Exercise brief: Each record below must be returned exactly as shown.

Dataset records:
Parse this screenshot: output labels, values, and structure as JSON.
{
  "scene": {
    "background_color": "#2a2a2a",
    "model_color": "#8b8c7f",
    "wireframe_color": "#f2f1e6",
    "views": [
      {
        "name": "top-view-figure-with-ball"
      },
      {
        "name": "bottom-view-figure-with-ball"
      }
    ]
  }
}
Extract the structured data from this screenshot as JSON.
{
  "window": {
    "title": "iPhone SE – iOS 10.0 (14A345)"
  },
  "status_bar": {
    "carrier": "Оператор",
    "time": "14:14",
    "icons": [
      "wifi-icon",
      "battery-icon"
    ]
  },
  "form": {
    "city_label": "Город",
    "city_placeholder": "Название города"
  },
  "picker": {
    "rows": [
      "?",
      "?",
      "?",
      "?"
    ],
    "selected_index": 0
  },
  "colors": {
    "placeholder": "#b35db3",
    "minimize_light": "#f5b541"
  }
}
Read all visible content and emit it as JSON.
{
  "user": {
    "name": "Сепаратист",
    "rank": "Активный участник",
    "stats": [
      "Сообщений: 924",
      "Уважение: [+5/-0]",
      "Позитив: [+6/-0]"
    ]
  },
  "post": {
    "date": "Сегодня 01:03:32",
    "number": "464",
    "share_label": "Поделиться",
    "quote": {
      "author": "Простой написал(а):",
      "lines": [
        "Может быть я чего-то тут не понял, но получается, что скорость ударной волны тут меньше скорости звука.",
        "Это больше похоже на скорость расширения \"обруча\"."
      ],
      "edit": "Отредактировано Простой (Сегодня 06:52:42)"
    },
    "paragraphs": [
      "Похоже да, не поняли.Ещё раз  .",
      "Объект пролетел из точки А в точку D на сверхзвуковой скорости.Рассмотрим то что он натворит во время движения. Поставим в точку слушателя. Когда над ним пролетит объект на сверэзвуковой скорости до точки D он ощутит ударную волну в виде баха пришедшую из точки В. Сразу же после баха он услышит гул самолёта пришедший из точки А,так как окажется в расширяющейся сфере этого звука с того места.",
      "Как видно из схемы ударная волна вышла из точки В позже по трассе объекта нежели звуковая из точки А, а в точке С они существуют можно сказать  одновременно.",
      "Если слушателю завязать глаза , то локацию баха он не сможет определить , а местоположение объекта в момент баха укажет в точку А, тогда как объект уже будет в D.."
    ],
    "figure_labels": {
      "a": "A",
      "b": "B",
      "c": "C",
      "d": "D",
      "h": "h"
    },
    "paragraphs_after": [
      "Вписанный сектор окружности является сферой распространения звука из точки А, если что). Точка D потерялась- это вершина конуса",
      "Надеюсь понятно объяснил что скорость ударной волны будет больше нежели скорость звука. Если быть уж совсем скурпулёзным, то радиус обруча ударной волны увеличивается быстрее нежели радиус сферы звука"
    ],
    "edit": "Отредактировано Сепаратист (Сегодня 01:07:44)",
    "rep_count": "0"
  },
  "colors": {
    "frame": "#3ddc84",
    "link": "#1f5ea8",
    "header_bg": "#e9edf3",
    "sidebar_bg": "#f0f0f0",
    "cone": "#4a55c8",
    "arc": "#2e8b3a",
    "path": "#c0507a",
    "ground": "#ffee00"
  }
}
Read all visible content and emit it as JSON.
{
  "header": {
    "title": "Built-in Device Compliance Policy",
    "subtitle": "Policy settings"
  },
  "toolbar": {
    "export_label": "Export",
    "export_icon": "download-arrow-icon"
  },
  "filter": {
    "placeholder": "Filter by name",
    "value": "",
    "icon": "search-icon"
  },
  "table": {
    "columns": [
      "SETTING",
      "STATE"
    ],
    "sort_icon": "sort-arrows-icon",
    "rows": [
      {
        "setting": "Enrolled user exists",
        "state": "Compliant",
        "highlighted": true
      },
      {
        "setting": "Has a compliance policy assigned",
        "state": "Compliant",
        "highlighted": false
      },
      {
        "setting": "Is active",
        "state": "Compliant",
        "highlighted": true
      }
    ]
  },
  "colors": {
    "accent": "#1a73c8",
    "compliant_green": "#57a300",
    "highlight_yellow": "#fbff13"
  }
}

Reply to the exercise:
Parse this screenshot: output labels, values, and structure as JSON.
{
  "scene": {
    "background_color": "#2a2a2a",
    "model_color": "#8b8c7f",
    "wireframe_color": "#f2f1e6",
    "views": [
      {
        "name": "top-view-figure-with-ball"
      },
      {
        "name": "bottom-view-figure-with-ball"
      }
    ]
  }
}
Extract the structured data from this screenshot as JSON.
{
  "window": {
    "title": "iPhone SE – iOS 10.0 (14A345)"
  },
  "status_bar": {
    "carrier": "Оператор",
    "time": "14:14",
    "icons": [
      "wifi-icon",
      "battery-icon"
    ]
  },
  "form": {
    "city_label": "Город",
    "city_placeholder": "Название города"
  },
  "picker": {
    "rows": [
      "?",
      "?",
      "?",
      "?"
    ],
    "selected_index": 0
  },
  "colors": {
    "placeholder": "#b35db3",
    "minimize_light": "#f5b541"
  }
}
Read all visible content and emit it as JSON.
{
  "user": {
    "name": "Сепаратист",
    "rank": "Активный участник",
    "stats": [
      "Сообщений: 924",
      "Уважение: [+5/-0]",
      "Позитив: [+6/-0]"
    ]
  },
  "post": {
    "date": "Сегодня 01:03:32",
    "number": "464",
    "share_label": "Поделиться",
    "quote": {
      "author": "Простой написал(а):",
      "lines": [
        "Может быть я чего-то тут не понял, но получается, что скорость ударной волны тут меньше скорости звука.",
        "Это больше похоже на скорость расширения \"обруча\"."
      ],
      "edit": "Отредактировано Простой (Сегодня 06:52:42)"
    },
    "paragraphs": [
      "Похоже да, не поняли.Ещё раз  .",
      "Объект пролетел из точки А в точку D на сверхзвуковой скорости.Рассмотрим то что он натворит во время движения. Поставим в точку слушателя. Когда над ним пролетит объект на сверэзвуковой скорости до точки D он ощутит ударную волну в виде баха пришедшую из точки В. Сразу же после баха он услышит гул самолёта пришедший из точки А,так как окажется в расширяющейся сфере этого звука с того места.",
      "Как видно из схемы ударная волна вышла из точки В позже по трассе объекта нежели звуковая из точки А, а в точке С они существуют можно сказать  одновременно.",
      "Если слушателю завязать глаза , то локацию баха он не сможет определить , а местоположение объекта в момент баха укажет в точку А, тогда как объект уже будет в D.."
    ],
    "figure_labels": {
      "a": "A",
      "b": "B",
      "c": "C",
      "d": "D",
      "h": "h"
    },
    "paragraphs_after": [
      "Вписанный сектор окружности является сферой распространения звука из точки А, если что). Точка D потерялась- это вершина конуса",
      "Надеюсь понятно объяснил что скорость ударной волны будет больше нежели скорость звука. Если быть уж совсем скурпулёзным, то радиус обруча ударной волны увеличивается быстрее нежели радиус сферы звука"
    ],
    "edit": "Отредактировано Сепаратист (Сегодня 01:07:44)",
    "rep_count": "0"
  },
  "colors": {
    "frame": "#3ddc84",
    "link": "#1f5ea8",
    "header_bg": "#e9edf3",
    "sidebar_bg": "#f0f0f0",
    "cone": "#4a55c8",
    "arc": "#2e8b3a",
    "path": "#c0507a",
    "ground": "#ffee00"
  }
}
Read all visible content and emit it as JSON.
{
  "header": {
    "title": "Built-in Device Compliance Policy",
    "subtitle": "Policy settings"
  },
  "toolbar": {
    "export_label": "Export",
    "export_icon": "download-arrow-icon"
  },
  "filter": {
    "placeholder": "Filter by name",
    "value": "",
    "icon": "search-icon"
  },
  "table": {
    "columns": [
      "SETTING",
      "STATE"
    ],
    "sort_icon": "sort-arrows-icon",
    "rows": [
      {
        "setting": "Enrolled user exists",
        "state": "Compliant",
        "highlighted": true
      },
      {
        "setting": "Has a compliance policy assigned",
        "state": "Compliant",
        "highlighted": false
      },
      {
        "setting": "Is active",
        "state": "Compliant",
        "highlighted": true
      }
    ]
  },
  "colors": {
    "accent": "#1a73c8",
    "compliant_green": "#57a300",
    "highlight_yellow": "#fbff13"
  }
}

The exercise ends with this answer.